--- Short task ---
Scan the records for the string "parquetry"; copy each line where it occurs.

--- START Dataset entries ---

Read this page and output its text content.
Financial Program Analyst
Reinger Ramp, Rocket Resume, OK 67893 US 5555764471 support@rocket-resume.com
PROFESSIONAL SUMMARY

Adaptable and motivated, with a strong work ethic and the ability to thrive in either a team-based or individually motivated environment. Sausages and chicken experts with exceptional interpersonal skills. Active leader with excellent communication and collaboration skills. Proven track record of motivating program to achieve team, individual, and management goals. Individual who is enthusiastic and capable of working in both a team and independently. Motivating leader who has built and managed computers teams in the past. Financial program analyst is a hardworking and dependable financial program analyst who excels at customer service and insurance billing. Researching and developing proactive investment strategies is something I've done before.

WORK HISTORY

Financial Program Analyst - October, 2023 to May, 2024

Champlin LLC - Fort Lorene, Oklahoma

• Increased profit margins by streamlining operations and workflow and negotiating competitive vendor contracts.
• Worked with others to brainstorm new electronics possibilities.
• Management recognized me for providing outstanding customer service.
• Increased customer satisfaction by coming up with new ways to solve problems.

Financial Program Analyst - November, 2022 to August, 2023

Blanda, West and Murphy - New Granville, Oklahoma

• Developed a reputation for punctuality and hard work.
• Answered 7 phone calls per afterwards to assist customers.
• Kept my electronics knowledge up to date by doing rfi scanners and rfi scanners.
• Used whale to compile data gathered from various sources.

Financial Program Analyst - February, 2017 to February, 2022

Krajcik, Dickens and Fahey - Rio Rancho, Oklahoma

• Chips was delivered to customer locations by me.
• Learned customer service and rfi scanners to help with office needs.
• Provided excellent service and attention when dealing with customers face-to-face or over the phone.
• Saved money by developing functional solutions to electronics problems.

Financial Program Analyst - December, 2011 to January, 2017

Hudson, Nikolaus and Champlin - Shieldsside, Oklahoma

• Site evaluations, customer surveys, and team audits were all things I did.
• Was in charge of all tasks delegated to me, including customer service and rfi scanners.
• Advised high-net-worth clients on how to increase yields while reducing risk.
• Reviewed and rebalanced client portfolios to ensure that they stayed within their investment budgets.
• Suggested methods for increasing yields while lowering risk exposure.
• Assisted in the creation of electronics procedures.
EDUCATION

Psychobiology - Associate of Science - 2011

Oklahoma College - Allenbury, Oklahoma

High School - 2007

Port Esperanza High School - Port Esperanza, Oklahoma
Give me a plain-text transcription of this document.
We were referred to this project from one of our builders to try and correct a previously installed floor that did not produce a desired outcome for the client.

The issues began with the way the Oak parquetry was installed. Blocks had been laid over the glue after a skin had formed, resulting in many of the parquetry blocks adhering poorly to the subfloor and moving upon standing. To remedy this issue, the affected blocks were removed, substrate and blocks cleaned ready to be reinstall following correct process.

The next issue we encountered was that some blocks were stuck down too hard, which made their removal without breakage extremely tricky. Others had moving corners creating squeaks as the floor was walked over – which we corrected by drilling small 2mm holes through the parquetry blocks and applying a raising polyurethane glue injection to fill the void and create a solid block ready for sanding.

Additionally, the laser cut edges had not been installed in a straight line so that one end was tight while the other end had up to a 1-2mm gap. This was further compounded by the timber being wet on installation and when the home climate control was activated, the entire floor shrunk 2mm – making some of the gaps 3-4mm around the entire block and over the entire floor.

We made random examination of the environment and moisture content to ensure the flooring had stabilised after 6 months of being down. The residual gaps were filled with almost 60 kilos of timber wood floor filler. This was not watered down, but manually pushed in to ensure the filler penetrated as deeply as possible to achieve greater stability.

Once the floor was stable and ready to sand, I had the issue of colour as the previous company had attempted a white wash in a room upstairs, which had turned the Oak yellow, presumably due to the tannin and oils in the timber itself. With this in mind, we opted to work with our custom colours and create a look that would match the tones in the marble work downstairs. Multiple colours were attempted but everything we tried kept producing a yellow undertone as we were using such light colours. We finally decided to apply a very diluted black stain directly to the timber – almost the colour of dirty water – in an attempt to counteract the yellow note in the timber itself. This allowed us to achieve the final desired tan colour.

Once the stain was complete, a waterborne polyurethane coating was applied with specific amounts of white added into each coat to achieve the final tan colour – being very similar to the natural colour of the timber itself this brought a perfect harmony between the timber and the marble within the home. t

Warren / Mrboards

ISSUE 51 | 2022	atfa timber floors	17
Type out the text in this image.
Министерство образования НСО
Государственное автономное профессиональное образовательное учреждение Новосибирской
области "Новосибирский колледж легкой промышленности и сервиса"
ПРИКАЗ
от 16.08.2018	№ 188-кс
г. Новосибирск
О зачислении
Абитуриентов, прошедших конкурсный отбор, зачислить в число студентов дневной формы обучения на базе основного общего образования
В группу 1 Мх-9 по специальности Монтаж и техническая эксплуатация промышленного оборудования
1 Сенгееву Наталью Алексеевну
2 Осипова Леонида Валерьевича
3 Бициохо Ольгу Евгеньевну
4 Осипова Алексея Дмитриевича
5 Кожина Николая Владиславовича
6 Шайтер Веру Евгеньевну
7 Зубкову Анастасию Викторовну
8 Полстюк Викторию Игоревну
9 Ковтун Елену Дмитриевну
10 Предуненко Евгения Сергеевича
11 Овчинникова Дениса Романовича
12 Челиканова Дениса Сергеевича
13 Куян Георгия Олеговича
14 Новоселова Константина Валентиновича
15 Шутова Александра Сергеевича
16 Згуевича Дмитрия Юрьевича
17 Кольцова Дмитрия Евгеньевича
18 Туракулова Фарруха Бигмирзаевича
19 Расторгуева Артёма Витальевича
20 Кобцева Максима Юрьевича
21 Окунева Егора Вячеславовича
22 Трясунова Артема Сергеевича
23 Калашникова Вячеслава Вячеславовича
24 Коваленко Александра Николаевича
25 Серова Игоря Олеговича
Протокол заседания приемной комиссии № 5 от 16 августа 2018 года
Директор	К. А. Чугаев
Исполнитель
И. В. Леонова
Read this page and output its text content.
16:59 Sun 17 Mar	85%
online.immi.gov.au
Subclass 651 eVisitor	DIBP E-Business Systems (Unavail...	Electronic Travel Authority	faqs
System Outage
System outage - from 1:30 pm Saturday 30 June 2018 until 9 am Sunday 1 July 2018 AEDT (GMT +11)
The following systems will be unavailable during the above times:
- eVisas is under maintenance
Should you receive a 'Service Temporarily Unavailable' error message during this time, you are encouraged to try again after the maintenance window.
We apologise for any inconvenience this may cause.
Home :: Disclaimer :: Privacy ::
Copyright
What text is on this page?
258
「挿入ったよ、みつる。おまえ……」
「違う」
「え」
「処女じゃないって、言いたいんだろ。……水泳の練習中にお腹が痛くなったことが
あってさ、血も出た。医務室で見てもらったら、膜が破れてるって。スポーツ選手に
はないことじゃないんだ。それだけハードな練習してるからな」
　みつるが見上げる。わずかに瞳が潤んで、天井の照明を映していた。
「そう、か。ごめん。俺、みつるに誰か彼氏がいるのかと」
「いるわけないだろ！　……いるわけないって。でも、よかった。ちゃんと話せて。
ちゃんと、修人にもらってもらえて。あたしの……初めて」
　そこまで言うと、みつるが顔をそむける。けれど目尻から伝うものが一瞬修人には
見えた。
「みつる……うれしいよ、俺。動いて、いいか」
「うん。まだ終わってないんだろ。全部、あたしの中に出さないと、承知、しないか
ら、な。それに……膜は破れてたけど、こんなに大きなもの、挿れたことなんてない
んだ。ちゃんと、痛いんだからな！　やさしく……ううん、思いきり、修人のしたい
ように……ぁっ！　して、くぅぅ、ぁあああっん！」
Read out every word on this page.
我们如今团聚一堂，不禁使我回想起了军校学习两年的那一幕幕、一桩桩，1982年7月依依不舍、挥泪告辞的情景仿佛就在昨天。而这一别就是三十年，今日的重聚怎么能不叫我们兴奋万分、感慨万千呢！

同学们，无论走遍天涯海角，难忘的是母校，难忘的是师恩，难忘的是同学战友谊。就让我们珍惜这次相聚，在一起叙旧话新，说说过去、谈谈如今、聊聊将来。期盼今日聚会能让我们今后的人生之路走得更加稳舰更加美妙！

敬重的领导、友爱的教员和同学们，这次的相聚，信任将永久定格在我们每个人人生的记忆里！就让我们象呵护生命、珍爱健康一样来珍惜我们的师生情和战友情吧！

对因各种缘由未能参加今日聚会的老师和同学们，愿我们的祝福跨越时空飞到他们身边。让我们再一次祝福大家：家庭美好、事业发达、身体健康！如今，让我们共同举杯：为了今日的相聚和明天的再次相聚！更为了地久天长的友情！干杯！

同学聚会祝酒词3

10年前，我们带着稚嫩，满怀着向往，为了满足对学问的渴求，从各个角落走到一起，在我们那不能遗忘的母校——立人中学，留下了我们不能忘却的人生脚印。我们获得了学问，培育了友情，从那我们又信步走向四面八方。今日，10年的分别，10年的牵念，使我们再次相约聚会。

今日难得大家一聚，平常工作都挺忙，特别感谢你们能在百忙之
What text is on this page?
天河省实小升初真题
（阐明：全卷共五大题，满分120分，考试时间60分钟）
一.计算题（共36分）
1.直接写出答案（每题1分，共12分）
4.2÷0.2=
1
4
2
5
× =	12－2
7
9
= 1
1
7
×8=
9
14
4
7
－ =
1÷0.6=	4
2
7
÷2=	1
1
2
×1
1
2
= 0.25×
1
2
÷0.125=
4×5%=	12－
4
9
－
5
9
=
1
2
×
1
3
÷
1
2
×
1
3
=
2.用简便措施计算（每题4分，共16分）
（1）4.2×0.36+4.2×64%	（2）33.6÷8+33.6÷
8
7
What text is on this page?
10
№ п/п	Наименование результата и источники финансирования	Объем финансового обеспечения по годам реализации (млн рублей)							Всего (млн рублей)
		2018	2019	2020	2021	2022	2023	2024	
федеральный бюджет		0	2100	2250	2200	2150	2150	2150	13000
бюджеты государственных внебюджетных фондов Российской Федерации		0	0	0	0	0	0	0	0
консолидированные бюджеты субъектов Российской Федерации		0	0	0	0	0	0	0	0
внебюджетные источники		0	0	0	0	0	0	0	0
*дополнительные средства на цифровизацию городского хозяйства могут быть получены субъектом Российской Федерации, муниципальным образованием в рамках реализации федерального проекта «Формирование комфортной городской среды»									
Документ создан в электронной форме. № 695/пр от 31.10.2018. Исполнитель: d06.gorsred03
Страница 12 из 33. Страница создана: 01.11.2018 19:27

--- END Dataset entries ---

--- Problem solution ---
The issues began with the way the Oak parquetry was installed. Blocks had been laid over the glue after a skin had formed, resulting in many of the parquetry blocks adhering poorly to the subfloor and moving upon standing. To remedy this issue, the affected blocks were removed, substrate and blocks cleaned ready to be reinstall following correct process.
The next issue we encountered was that some blocks were stuck down too hard, which made their removal without breakage extremely tricky. Others had moving corners creating squeaks as the floor was walked over – which we corrected by drilling small 2mm holes through the parquetry blocks and applying a raising polyurethane glue injection to fill the void and create a solid block ready for sanding.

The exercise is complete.